Collect each line holding the string "mensajes".

---- RECORDS PROVIDED

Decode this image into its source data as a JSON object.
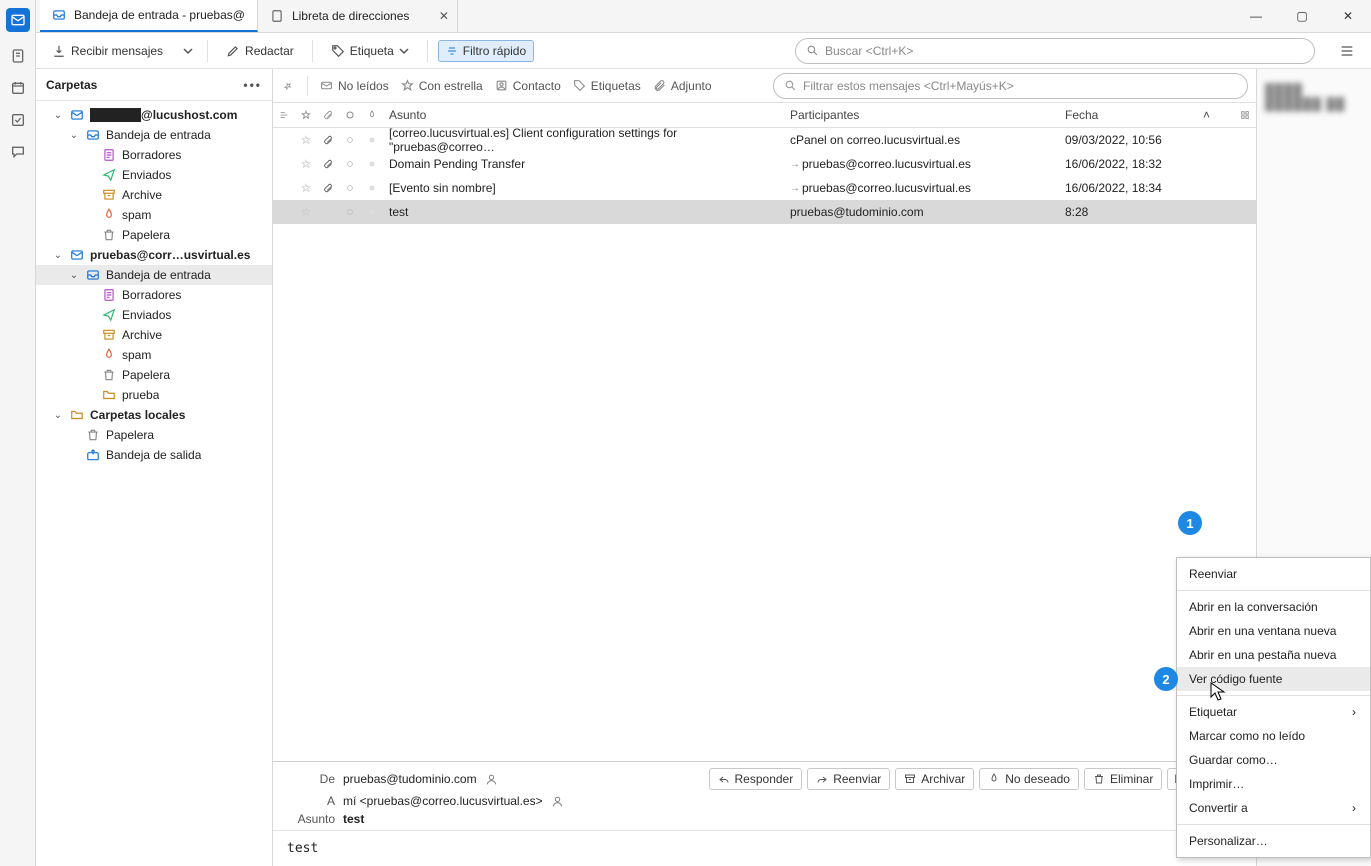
{
  "tabs": [
    {
      "label": "Bandeja de entrada - pruebas@",
      "active": true
    },
    {
      "label": "Libreta de direcciones",
      "active": false
    }
  ],
  "toolbar": {
    "receive": "Recibir mensajes",
    "compose": "Redactar",
    "tag": "Etiqueta",
    "quickfilter": "Filtro rápido",
    "search_placeholder": "Buscar <Ctrl+K>"
  },
  "folders_title": "Carpetas",
  "tree": [
    {
      "depth": 0,
      "tw": "⌄",
      "icon": "account",
      "label": "██████@lucushost.com",
      "bold": true
    },
    {
      "depth": 1,
      "tw": "⌄",
      "icon": "inbox",
      "label": "Bandeja de entrada"
    },
    {
      "depth": 2,
      "tw": "",
      "icon": "drafts",
      "label": "Borradores"
    },
    {
      "depth": 2,
      "tw": "",
      "icon": "sent",
      "label": "Enviados"
    },
    {
      "depth": 2,
      "tw": "",
      "icon": "archive",
      "label": "Archive"
    },
    {
      "depth": 2,
      "tw": "",
      "icon": "spam",
      "label": "spam"
    },
    {
      "depth": 2,
      "tw": "",
      "icon": "trash",
      "label": "Papelera"
    },
    {
      "depth": 0,
      "tw": "⌄",
      "icon": "account",
      "label": "pruebas@corr…usvirtual.es",
      "bold": true
    },
    {
      "depth": 1,
      "tw": "⌄",
      "icon": "inbox",
      "label": "Bandeja de entrada",
      "sel": true
    },
    {
      "depth": 2,
      "tw": "",
      "icon": "drafts",
      "label": "Borradores"
    },
    {
      "depth": 2,
      "tw": "",
      "icon": "sent",
      "label": "Enviados"
    },
    {
      "depth": 2,
      "tw": "",
      "icon": "archive",
      "label": "Archive"
    },
    {
      "depth": 2,
      "tw": "",
      "icon": "spam",
      "label": "spam"
    },
    {
      "depth": 2,
      "tw": "",
      "icon": "trash",
      "label": "Papelera"
    },
    {
      "depth": 2,
      "tw": "",
      "icon": "folder",
      "label": "prueba"
    },
    {
      "depth": 0,
      "tw": "⌄",
      "icon": "local",
      "label": "Carpetas locales",
      "bold": true
    },
    {
      "depth": 1,
      "tw": "",
      "icon": "trash",
      "label": "Papelera"
    },
    {
      "depth": 1,
      "tw": "",
      "icon": "outbox",
      "label": "Bandeja de salida"
    }
  ],
  "filter": {
    "unread": "No leídos",
    "starred": "Con estrella",
    "contact": "Contacto",
    "tags": "Etiquetas",
    "attach": "Adjunto",
    "placeholder": "Filtrar estos mensajes <Ctrl+Mayús+K>"
  },
  "columns": {
    "subject": "Asunto",
    "participants": "Participantes",
    "date": "Fecha"
  },
  "rows": [
    {
      "attach": true,
      "subject": "[correo.lucusvirtual.es] Client configuration settings for \"pruebas@correo…",
      "part": "cPanel on correo.lucusvirtual.es",
      "date": "09/03/2022, 10:56"
    },
    {
      "attach": true,
      "subject": "Domain Pending Transfer",
      "part": "pruebas@correo.lucusvirtual.es",
      "date": "16/06/2022, 18:32",
      "arrow": true
    },
    {
      "attach": true,
      "subject": "[Evento sin nombre]",
      "part": "pruebas@correo.lucusvirtual.es",
      "date": "16/06/2022, 18:34",
      "arrow": true
    },
    {
      "attach": false,
      "subject": "test",
      "part": "pruebas@tudominio.com",
      "date": "8:28",
      "sel": true
    }
  ],
  "reader": {
    "from_label": "De",
    "from": "pruebas@tudominio.com",
    "to_label": "A",
    "to": "mí <pruebas@correo.lucusvirtual.es>",
    "subject_label": "Asunto",
    "subject": "test",
    "body": "test",
    "actions": {
      "reply": "Responder",
      "forward": "Reenviar",
      "archive": "Archivar",
      "junk": "No deseado",
      "delete": "Eliminar",
      "more": "Más"
    }
  },
  "menu": [
    {
      "label": "Reenviar"
    },
    {
      "sep": true
    },
    {
      "label": "Abrir en la conversación"
    },
    {
      "label": "Abrir en una ventana nueva"
    },
    {
      "label": "Abrir en una pestaña nueva"
    },
    {
      "label": "Ver código fuente",
      "hl": true
    },
    {
      "sep": true
    },
    {
      "label": "Etiquetar",
      "sub": true
    },
    {
      "label": "Marcar como no leído"
    },
    {
      "label": "Guardar como…"
    },
    {
      "label": "Imprimir…"
    },
    {
      "label": "Convertir a",
      "sub": true
    },
    {
      "sep": true
    },
    {
      "label": "Personalizar…"
    }
  ],
  "badges": {
    "b1": "1",
    "b2": "2"
  }
}
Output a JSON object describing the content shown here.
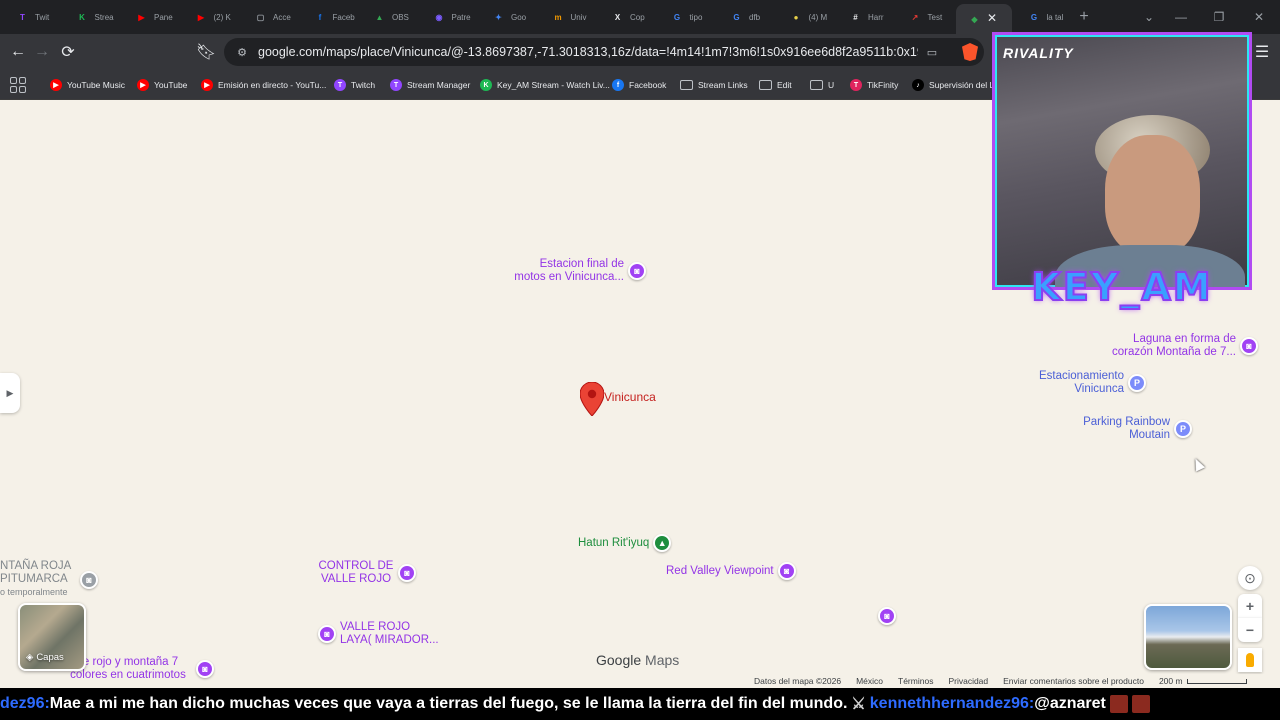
{
  "tabs": [
    {
      "label": "Twit",
      "color": "#9146ff",
      "glyph": "T"
    },
    {
      "label": "Strea",
      "color": "#1db954",
      "glyph": "K"
    },
    {
      "label": "Pane",
      "color": "#ff0000",
      "glyph": "▶"
    },
    {
      "label": "(2) K",
      "color": "#ff0000",
      "glyph": "▶"
    },
    {
      "label": "Acce",
      "color": "#9aa0a6",
      "glyph": "▢"
    },
    {
      "label": "Faceb",
      "color": "#1877f2",
      "glyph": "f"
    },
    {
      "label": "OBS",
      "color": "#34a853",
      "glyph": "▲"
    },
    {
      "label": "Patre",
      "color": "#7b5cff",
      "glyph": "◉"
    },
    {
      "label": "Goo",
      "color": "#4285f4",
      "glyph": "✦"
    },
    {
      "label": "Univ",
      "color": "#f29900",
      "glyph": "m"
    },
    {
      "label": "Cop",
      "color": "#e8eaed",
      "glyph": "X"
    },
    {
      "label": "tipo",
      "color": "#4285f4",
      "glyph": "G"
    },
    {
      "label": "dfb",
      "color": "#4285f4",
      "glyph": "G"
    },
    {
      "label": "(4) M",
      "color": "#e8d14a",
      "glyph": "●"
    },
    {
      "label": "Harr",
      "color": "#e8eaed",
      "glyph": "#"
    },
    {
      "label": "Test",
      "color": "#e53935",
      "glyph": "↗"
    },
    {
      "label": "",
      "color": "#34a853",
      "glyph": "◆"
    },
    {
      "label": "la tal",
      "color": "#4285f4",
      "glyph": "G"
    }
  ],
  "url": "google.com/maps/place/Vinicunca/@-13.8697387,-71.3018313,16z/data=!4m14!1m7!3m6!1s0x916ee6d8f2a9511b:0x199...",
  "bookmarks": [
    {
      "label": "YouTube Music",
      "color": "#ff0000",
      "glyph": "▶"
    },
    {
      "label": "YouTube",
      "color": "#ff0000",
      "glyph": "▶"
    },
    {
      "label": "Emisión en directo - YouTu...",
      "color": "#ff0000",
      "glyph": "▶"
    },
    {
      "label": "Twitch",
      "color": "#9146ff",
      "glyph": "T"
    },
    {
      "label": "Stream Manager",
      "color": "#9146ff",
      "glyph": "T"
    },
    {
      "label": "Key_AM Stream - Watch Liv...",
      "color": "#1db954",
      "glyph": "K"
    },
    {
      "label": "Facebook",
      "color": "#1877f2",
      "glyph": "f"
    },
    {
      "label": "Stream Links",
      "folder": true
    },
    {
      "label": "Edit",
      "folder": true
    },
    {
      "label": "U",
      "folder": true
    },
    {
      "label": "TikFinity",
      "color": "#e0245e",
      "glyph": "T"
    },
    {
      "label": "Supervisión del LI",
      "color": "#000000",
      "glyph": "♪"
    }
  ],
  "map": {
    "pin_label": "Vinicunca",
    "pois": {
      "estacion": "Estacion final de motos en Vinicunca...",
      "laguna": "Laguna en forma de corazón Montaña de 7...",
      "estacionamiento": "Estacionamiento Vinicunca",
      "parking": "Parking Rainbow Moutain",
      "hatun": "Hatun Rit'iyuq",
      "red_valley": "Red Valley Viewpoint",
      "control": "CONTROL DE VALLE ROJO",
      "valle_rojo": "VALLE ROJO LAYA( MIRADOR...",
      "montana_roja": "NTAÑA ROJA PITUMARCA",
      "montana_roja_sub": "o temporalmente",
      "valle_7": "lle rojo y montaña 7 colores en cuatrimotos"
    },
    "layers_label": "Capas",
    "logo_google": "Google",
    "logo_maps": "Maps",
    "footer": [
      "Datos del mapa ©2026",
      "México",
      "Términos",
      "Privacidad",
      "Enviar comentarios sobre el producto"
    ],
    "scale_label": "200 m"
  },
  "stream": {
    "brand": "RIVALITY",
    "name": "KEY_AM"
  },
  "ticker": {
    "user1": "dez96:",
    "message": " Mae a mi me han dicho muchas veces que vaya a tierras del fuego, se le llama la tierra del fin del mundo. ",
    "user2": "kennethhernandez96:",
    "mention": " @aznaret"
  },
  "colors": {
    "map_bg": "#f5f1e8",
    "poi_purple": "#a142f4",
    "pin_red": "#ea4335",
    "overlay_purple": "#b14bf2",
    "overlay_cyan": "#2de6f2"
  }
}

--------

§ REPLY TO THE EXERCISE
    "receive": "Recibir mensajes",
    "placeholder": "Filtrar estos mensajes <Ctrl+Mayús+K>"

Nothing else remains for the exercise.